● **TASK GOAL**: Transcribe every line exactly and omit anything that is a picture.

--- START SUPPLIED MATERIAL ---

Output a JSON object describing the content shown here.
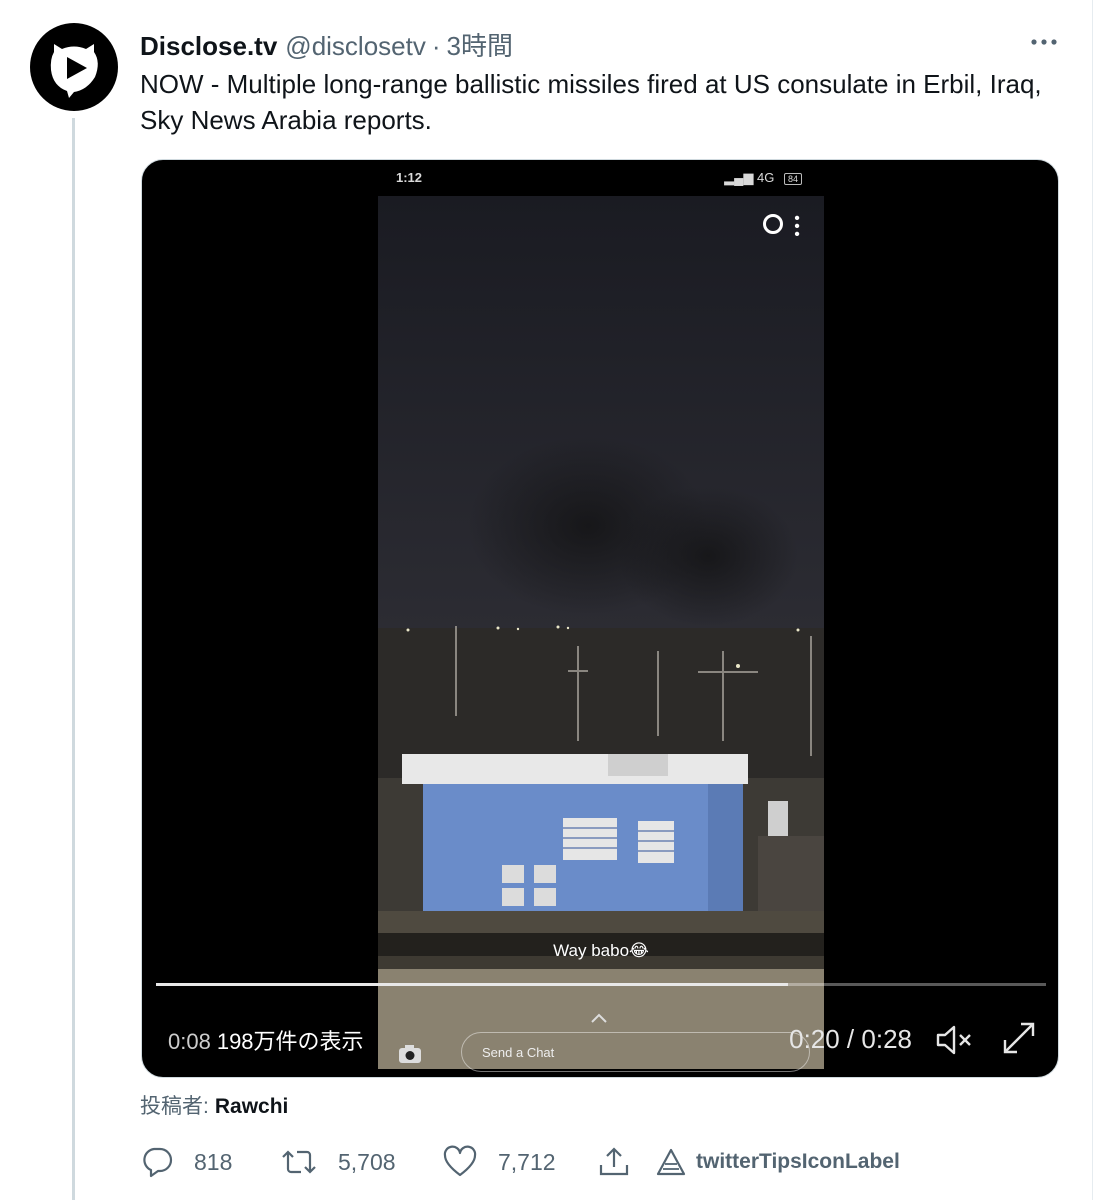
{
  "tweet": {
    "author_name": "Disclose.tv",
    "author_handle": "@disclosetv",
    "separator": "·",
    "time": "3時間",
    "text": "NOW - Multiple long-range ballistic missiles fired at US consulate in Erbil, Iraq, Sky News Arabia reports."
  },
  "video": {
    "phone_time": "1:12",
    "phone_network": "4G",
    "phone_battery": "84",
    "caption": "Way babo😂",
    "chat_placeholder": "Send a Chat",
    "elapsed_overlay": "0:08",
    "views": "198万件の表示",
    "duration": "0:20 / 0:28",
    "progress": 0.71
  },
  "attribution": {
    "label": "投稿者:",
    "poster": "Rawchi"
  },
  "actions": {
    "reply_count": "818",
    "retweet_count": "5,708",
    "like_count": "7,712",
    "tips_label": "twitterTipsIconLabel"
  },
  "colors": {
    "text_primary": "#0f1419",
    "text_secondary": "#536471",
    "border": "#cfd9de"
  }
}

--- END SUPPLIED MATERIAL ---

● **REPLY TO THE TASK**:
Output a JSON object describing the content shown here.
{
  "tweet": {
    "author_name": "Disclose.tv",
    "author_handle": "@disclosetv",
    "separator": "·",
    "time": "3時間",
    "text": "NOW - Multiple long-range ballistic missiles fired at US consulate in Erbil, Iraq, Sky News Arabia reports."
  },
  "video": {
    "phone_time": "1:12",
    "phone_network": "4G",
    "phone_battery": "84",
    "caption": "Way babo😂",
    "chat_placeholder": "Send a Chat",
    "elapsed_overlay": "0:08",
    "views": "198万件の表示",
    "duration": "0:20 / 0:28",
    "progress": 0.71
  },
  "attribution": {
    "label": "投稿者:",
    "poster": "Rawchi"
  },
  "actions": {
    "reply_count": "818",
    "retweet_count": "5,708",
    "like_count": "7,712",
    "tips_label": "twitterTipsIconLabel"
  },
  "colors": {
    "text_primary": "#0f1419",
    "text_secondary": "#536471",
    "border": "#cfd9de"
  }
}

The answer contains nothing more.